**Aim**. Copy every line of the data that includes the string "освещение".

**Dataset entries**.
****

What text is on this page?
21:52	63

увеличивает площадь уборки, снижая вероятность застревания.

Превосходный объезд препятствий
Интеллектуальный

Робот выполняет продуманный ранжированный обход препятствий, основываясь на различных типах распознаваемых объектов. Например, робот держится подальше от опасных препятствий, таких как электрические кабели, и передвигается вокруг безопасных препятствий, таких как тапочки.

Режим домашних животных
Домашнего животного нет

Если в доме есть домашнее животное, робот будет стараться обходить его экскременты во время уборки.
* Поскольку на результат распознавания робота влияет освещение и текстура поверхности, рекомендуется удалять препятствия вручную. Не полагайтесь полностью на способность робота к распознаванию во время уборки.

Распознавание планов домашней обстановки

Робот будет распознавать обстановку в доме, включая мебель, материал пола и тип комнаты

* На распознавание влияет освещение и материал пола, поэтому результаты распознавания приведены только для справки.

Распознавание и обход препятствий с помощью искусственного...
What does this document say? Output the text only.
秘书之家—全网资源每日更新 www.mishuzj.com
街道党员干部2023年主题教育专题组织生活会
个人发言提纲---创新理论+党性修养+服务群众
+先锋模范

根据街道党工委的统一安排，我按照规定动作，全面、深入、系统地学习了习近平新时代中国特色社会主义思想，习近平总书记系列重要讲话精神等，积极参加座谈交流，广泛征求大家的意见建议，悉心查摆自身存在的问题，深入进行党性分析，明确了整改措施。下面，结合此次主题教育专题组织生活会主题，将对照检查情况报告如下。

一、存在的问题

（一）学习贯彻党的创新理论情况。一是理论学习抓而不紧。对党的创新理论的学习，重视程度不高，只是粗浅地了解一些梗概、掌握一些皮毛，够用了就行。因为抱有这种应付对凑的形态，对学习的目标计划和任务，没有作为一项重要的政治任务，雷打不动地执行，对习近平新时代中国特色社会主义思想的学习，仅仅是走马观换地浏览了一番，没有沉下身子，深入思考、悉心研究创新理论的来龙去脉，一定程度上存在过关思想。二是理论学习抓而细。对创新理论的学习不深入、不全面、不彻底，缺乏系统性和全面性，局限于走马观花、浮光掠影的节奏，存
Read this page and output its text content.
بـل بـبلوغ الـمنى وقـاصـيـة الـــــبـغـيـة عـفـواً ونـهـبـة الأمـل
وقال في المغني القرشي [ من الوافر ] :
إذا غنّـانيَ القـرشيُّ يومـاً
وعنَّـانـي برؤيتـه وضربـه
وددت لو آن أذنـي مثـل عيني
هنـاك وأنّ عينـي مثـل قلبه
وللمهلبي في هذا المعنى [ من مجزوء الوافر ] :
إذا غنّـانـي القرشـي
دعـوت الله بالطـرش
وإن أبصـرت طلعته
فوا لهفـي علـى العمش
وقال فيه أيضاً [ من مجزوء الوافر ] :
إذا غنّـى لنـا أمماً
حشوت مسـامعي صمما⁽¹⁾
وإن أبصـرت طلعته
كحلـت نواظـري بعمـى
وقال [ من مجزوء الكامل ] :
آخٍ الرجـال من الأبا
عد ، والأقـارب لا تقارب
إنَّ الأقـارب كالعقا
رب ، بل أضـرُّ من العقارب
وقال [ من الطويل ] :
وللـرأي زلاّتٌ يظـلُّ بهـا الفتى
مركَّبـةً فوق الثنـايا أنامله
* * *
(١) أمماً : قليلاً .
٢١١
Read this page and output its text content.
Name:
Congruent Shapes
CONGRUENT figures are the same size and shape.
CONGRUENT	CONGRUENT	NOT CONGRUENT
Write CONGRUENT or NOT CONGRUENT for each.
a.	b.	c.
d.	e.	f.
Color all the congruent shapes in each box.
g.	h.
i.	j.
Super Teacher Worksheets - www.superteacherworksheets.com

****

**Full output**.
* Поскольку на результат распознавания робота влияет освещение и текстура поверхности, рекомендуется удалять препятствия вручную. Не полагайтесь полностью на способность робота к распознаванию во время уборки.
* На распознавание влияет освещение и материал пола, поэтому результаты распознавания приведены только для справки.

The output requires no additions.